==== LISTING ====

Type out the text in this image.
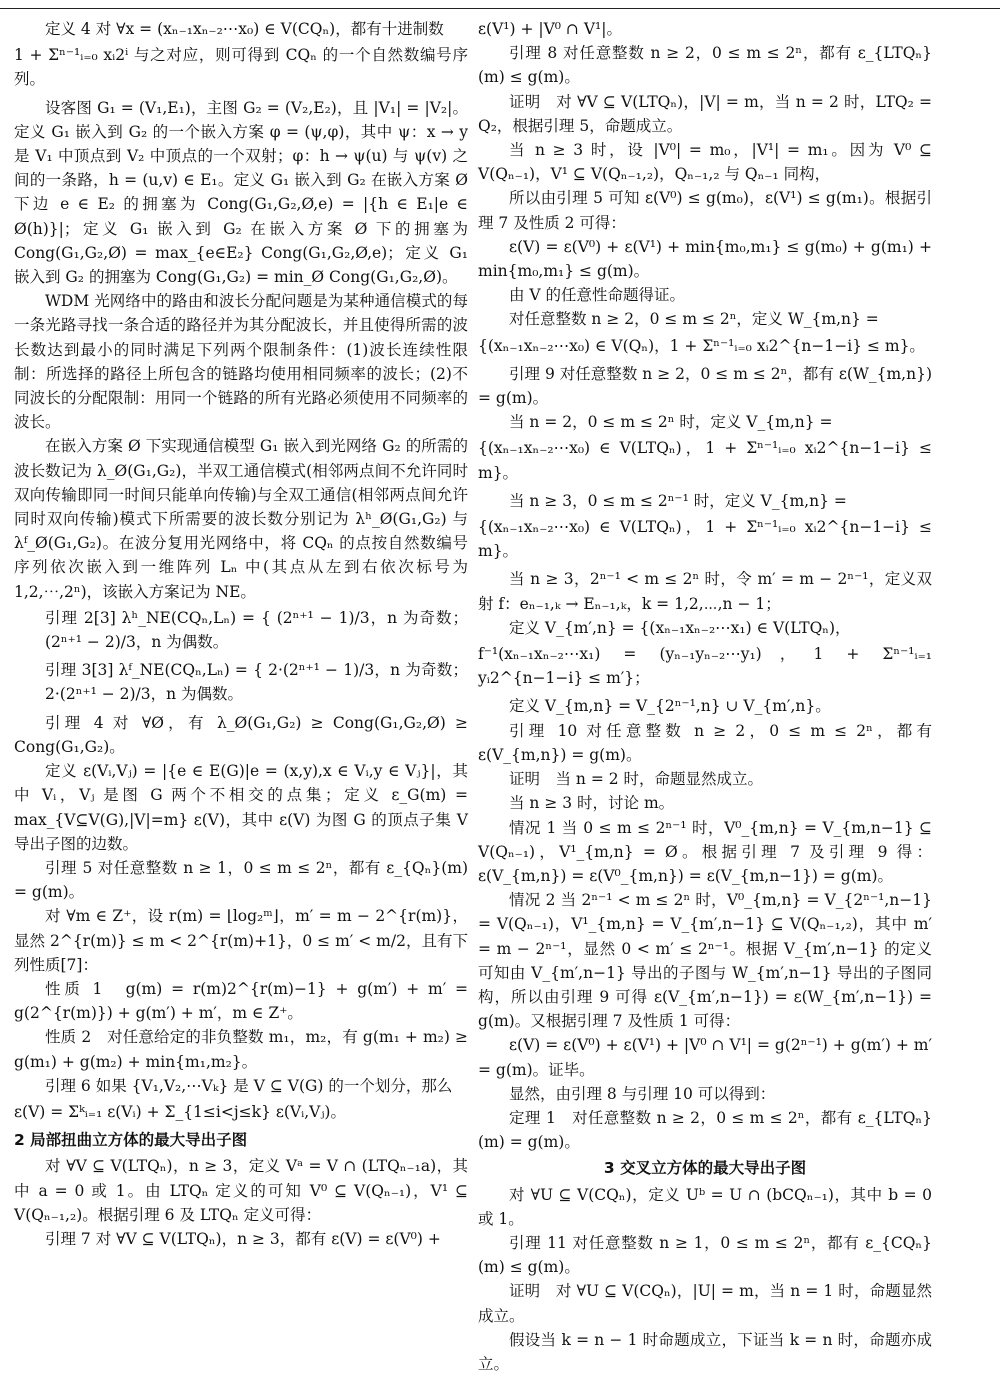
定义 4 对 ∀x = (xₙ₋₁xₙ₋₂⋯x₀) ∈ V(CQₙ)，都有十进制数
1 + Σⁿ⁻¹ᵢ₌₀ xᵢ2ⁱ 与之对应，则可得到 CQₙ 的一个自然数编号序列。
设客图 G₁ = (V₁,E₁)，主图 G₂ = (V₂,E₂)，且 |V₁| = |V₂|。定义 G₁ 嵌入到 G₂ 的一个嵌入方案 φ = (ψ,φ)，其中 ψ：x → y 是 V₁ 中顶点到 V₂ 中顶点的一个双射；φ：h → ψ(u) 与 ψ(v) 之间的一条路，h = (u,v) ∈ E₁。定义 G₁ 嵌入到 G₂ 在嵌入方案 Ø 下边 e ∈ E₂ 的拥塞为 Cong(G₁,G₂,Ø,e) = |{h ∈ E₁|e ∈ Ø(h)}|；定义 G₁ 嵌入到 G₂ 在嵌入方案 Ø 下的拥塞为 Cong(G₁,G₂,Ø) = max_{e∈E₂} Cong(G₁,G₂,Ø,e)；定义 G₁ 嵌入到 G₂ 的拥塞为 Cong(G₁,G₂) = min_Ø Cong(G₁,G₂,Ø)。
WDM 光网络中的路由和波长分配问题是为某种通信模式的每一条光路寻找一条合适的路径并为其分配波长，并且使得所需的波长数达到最小的同时满足下列两个限制条件：(1)波长连续性限制：所选择的路径上所包含的链路均使用相同频率的波长；(2)不同波长的分配限制：用同一个链路的所有光路必须使用不同频率的波长。
在嵌入方案 Ø 下实现通信模型 G₁ 嵌入到光网络 G₂ 的所需的波长数记为 λ_Ø(G₁,G₂)，半双工通信模式(相邻两点间不允许同时双向传输即同一时间只能单向传输)与全双工通信(相邻两点间允许同时双向传输)模式下所需要的波长数分别记为 λʰ_Ø(G₁,G₂) 与 λᶠ_Ø(G₁,G₂)。在波分复用光网络中，将 CQₙ 的点按自然数编号序列依次嵌入到一维阵列 Lₙ 中(其点从左到右依次标号为 1,2,⋯,2ⁿ)，该嵌入方案记为 NE。
引理 2[3] λʰ_NE(CQₙ,Lₙ) = { (2ⁿ⁺¹ − 1)/3，n 为奇数；(2ⁿ⁺¹ − 2)/3，n 为偶数。
引理 3[3] λᶠ_NE(CQₙ,Lₙ) = { 2·(2ⁿ⁺¹ − 1)/3，n 为奇数；2·(2ⁿ⁺¹ − 2)/3，n 为偶数。
引理 4 对 ∀Ø，有 λ_Ø(G₁,G₂) ≥ Cong(G₁,G₂,Ø) ≥ Cong(G₁,G₂)。
定义 ε(Vᵢ,Vⱼ) = |{e ∈ E(G)|e = (x,y),x ∈ Vᵢ,y ∈ Vⱼ}|，其中 Vᵢ，Vⱼ 是图 G 两个不相交的点集；定义 ε_G(m) = max_{V⊆V(G),|V|=m} ε(V)，其中 ε(V) 为图 G 的顶点子集 V 导出子图的边数。
引理 5 对任意整数 n ≥ 1，0 ≤ m ≤ 2ⁿ，都有 ε_{Qₙ}(m) = g(m)。
对 ∀m ∈ Z⁺，设 r(m) = ⌊log₂ᵐ⌋，m′ = m − 2^{r(m)}，显然 2^{r(m)} ≤ m < 2^{r(m)+1}，0 ≤ m′ < m/2，且有下列性质[7]：
性质 1　g(m) = r(m)2^{r(m)−1} + g(m′) + m′ = g(2^{r(m)}) + g(m′) + m′，m ∈ Z⁺。
性质 2　对任意给定的非负整数 m₁，m₂，有 g(m₁ + m₂) ≥ g(m₁) + g(m₂) + min{m₁,m₂}。
引理 6 如果 {V₁,V₂,⋯Vₖ} 是 V ⊆ V(G) 的一个划分，那么
ε(V) = Σᵏᵢ₌₁ ε(Vᵢ) + Σ_{1≤i<j≤k} ε(Vᵢ,Vⱼ)。
2 局部扭曲立方体的最大导出子图
对 ∀V ⊆ V(LTQₙ)，n ≥ 3，定义 Vᵃ = V ∩ (LTQₙ₋₁a)，其中 a = 0 或 1。由 LTQₙ 定义的可知 V⁰ ⊆ V(Qₙ₋₁)，V¹ ⊆ V(Qₙ₋₁,₂)。根据引理 6 及 LTQₙ 定义可得：
引理 7 对 ∀V ⊆ V(LTQₙ)，n ≥ 3，都有 ε(V) = ε(V⁰) +
ε(V¹) + |V⁰ ∩ V¹|。
引理 8 对任意整数 n ≥ 2，0 ≤ m ≤ 2ⁿ，都有 ε_{LTQₙ}(m) ≤ g(m)。
证明　对 ∀V ⊆ V(LTQₙ)，|V| = m，当 n = 2 时，LTQ₂ = Q₂，根据引理 5，命题成立。
当 n ≥ 3 时，设 |V⁰| = m₀，|V¹| = m₁。因为 V⁰ ⊆ V(Qₙ₋₁)，V¹ ⊆ V(Qₙ₋₁,₂)，Qₙ₋₁,₂ 与 Qₙ₋₁ 同构，
所以由引理 5 可知 ε(V⁰) ≤ g(m₀)，ε(V¹) ≤ g(m₁)。根据引理 7 及性质 2 可得：
ε(V) = ε(V⁰) + ε(V¹) + min{m₀,m₁} ≤ g(m₀) + g(m₁) + min{m₀,m₁} ≤ g(m)。
由 V 的任意性命题得证。
对任意整数 n ≥ 2，0 ≤ m ≤ 2ⁿ，定义 W_{m,n} =
{(xₙ₋₁xₙ₋₂⋯x₀) ∈ V(Qₙ)，1 + Σⁿ⁻¹ᵢ₌₀ xᵢ2^{n−1−i} ≤ m}。
引理 9 对任意整数 n ≥ 2，0 ≤ m ≤ 2ⁿ，都有 ε(W_{m,n}) = g(m)。
当 n = 2，0 ≤ m ≤ 2ⁿ 时，定义 V_{m,n} =
{(xₙ₋₁xₙ₋₂⋯x₀) ∈ V(LTQₙ)，1 + Σⁿ⁻¹ᵢ₌₀ xᵢ2^{n−1−i} ≤ m}。
当 n ≥ 3，0 ≤ m ≤ 2ⁿ⁻¹ 时，定义 V_{m,n} =
{(xₙ₋₁xₙ₋₂⋯x₀) ∈ V(LTQₙ)，1 + Σⁿ⁻¹ᵢ₌₀ xᵢ2^{n−1−i} ≤ m}。
当 n ≥ 3，2ⁿ⁻¹ < m ≤ 2ⁿ 时，令 m′ = m − 2ⁿ⁻¹，定义双射 f：eₙ₋₁,ₖ → Eₙ₋₁,ₖ，k = 1,2,⋯,n − 1；
定义 V_{m′,n} = {(xₙ₋₁xₙ₋₂⋯x₁) ∈ V(LTQₙ)，
f⁻¹(xₙ₋₁xₙ₋₂⋯x₁) = (yₙ₋₁yₙ₋₂⋯y₁)，1 + Σⁿ⁻¹ᵢ₌₁ yᵢ2^{n−1−i} ≤ m′}；
定义 V_{m,n} = V_{2ⁿ⁻¹,n} ∪ V_{m′,n}。
引理 10 对任意整数 n ≥ 2，0 ≤ m ≤ 2ⁿ，都有 ε(V_{m,n}) = g(m)。
证明　当 n = 2 时，命题显然成立。
当 n ≥ 3 时，讨论 m。
情况 1 当 0 ≤ m ≤ 2ⁿ⁻¹ 时，V⁰_{m,n} = V_{m,n−1} ⊆ V(Qₙ₋₁)，V¹_{m,n} = Ø。根据引理 7 及引理 9 得：ε(V_{m,n}) = ε(V⁰_{m,n}) = ε(V_{m,n−1}) = g(m)。
情况 2 当 2ⁿ⁻¹ < m ≤ 2ⁿ 时，V⁰_{m,n} = V_{2ⁿ⁻¹,n−1} = V(Qₙ₋₁)，V¹_{m,n} = V_{m′,n−1} ⊆ V(Qₙ₋₁,₂)，其中 m′ = m − 2ⁿ⁻¹，显然 0 < m′ ≤ 2ⁿ⁻¹。根据 V_{m′,n−1} 的定义可知由 V_{m′,n−1} 导出的子图与 W_{m′,n−1} 导出的子图同构，所以由引理 9 可得 ε(V_{m′,n−1}) = ε(W_{m′,n−1}) = g(m)。又根据引理 7 及性质 1 可得：
ε(V) = ε(V⁰) + ε(V¹) + |V⁰ ∩ V¹| = g(2ⁿ⁻¹) + g(m′) + m′ = g(m)。证毕。
显然，由引理 8 与引理 10 可以得到：
定理 1　对任意整数 n ≥ 2，0 ≤ m ≤ 2ⁿ，都有 ε_{LTQₙ}(m) = g(m)。
3 交叉立方体的最大导出子图
对 ∀U ⊆ V(CQₙ)，定义 Uᵇ = U ∩ (bCQₙ₋₁)，其中 b = 0 或 1。
引理 11 对任意整数 n ≥ 1，0 ≤ m ≤ 2ⁿ，都有 ε_{CQₙ}(m) ≤ g(m)。
证明　对 ∀U ⊆ V(CQₙ)，|U| = m，当 n = 1 时，命题显然成立。
假设当 k = n − 1 时命题成立，下证当 k = n 时，命题亦成立。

====

Copy every line of the listing containing the string "所以由引理".

# EXERCISE RESPONSE
所以由引理 5 可知 ε(V⁰) ≤ g(m₀)，ε(V¹) ≤ g(m₁)。根据引理 7 及性质 2 可得：
情况 2 当 2ⁿ⁻¹ < m ≤ 2ⁿ 时，V⁰_{m,n} = V_{2ⁿ⁻¹,n−1} = V(Qₙ₋₁)，V¹_{m,n} = V_{m′,n−1} ⊆ V(Qₙ₋₁,₂)，其中 m′ = m − 2ⁿ⁻¹，显然 0 < m′ ≤ 2ⁿ⁻¹。根据 V_{m′,n−1} 的定义可知由 V_{m′,n−1} 导出的子图与 W_{m′,n−1} 导出的子图同构，所以由引理 9 可得 ε(V_{m′,n−1}) = ε(W_{m′,n−1}) = g(m)。又根据引理 7 及性质 1 可得：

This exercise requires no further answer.